-- Begin Records to use --

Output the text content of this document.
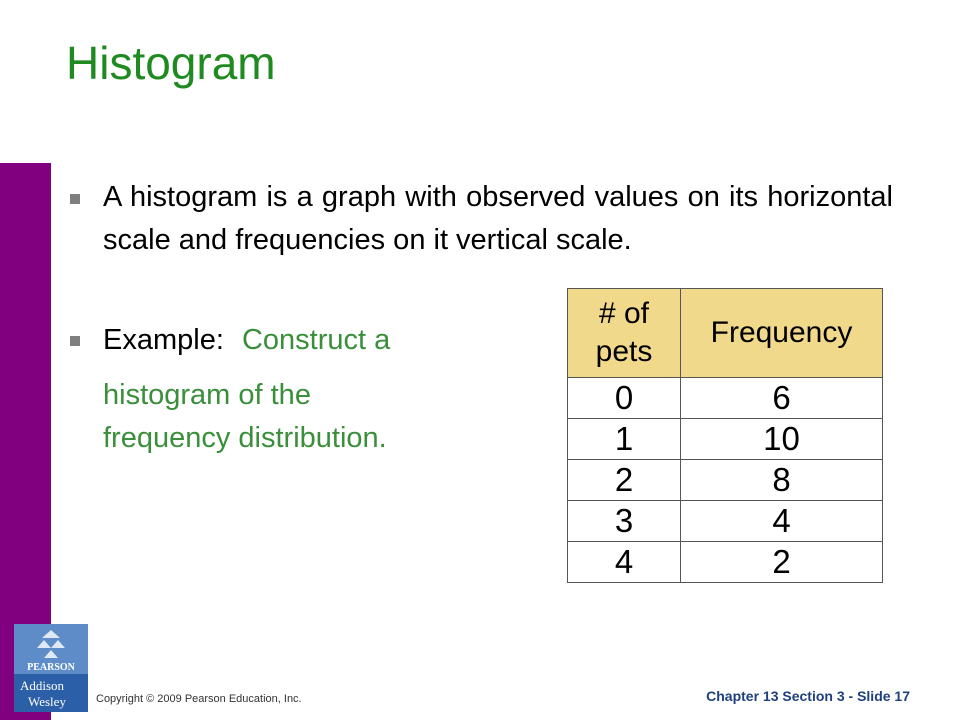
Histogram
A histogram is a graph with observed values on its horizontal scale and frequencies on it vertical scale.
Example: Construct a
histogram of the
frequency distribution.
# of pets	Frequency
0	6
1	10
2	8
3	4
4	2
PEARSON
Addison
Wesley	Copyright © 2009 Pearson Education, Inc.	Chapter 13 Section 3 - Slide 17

-- End Records to use --

# Work instructions
Verbatim reproduction of every record is required; images are left out.

# Response to the task
Output the text content of this document.
Histogram
A histogram is a graph with observed values on its horizontal scale and frequencies on it vertical scale.
Example: Construct a
histogram of the
frequency distribution.
# of pets	Frequency
0	6
1	10
2	8
3	4
4	2
PEARSON
Addison
Wesley	Copyright © 2009 Pearson Education, Inc.	Chapter 13 Section 3 - Slide 17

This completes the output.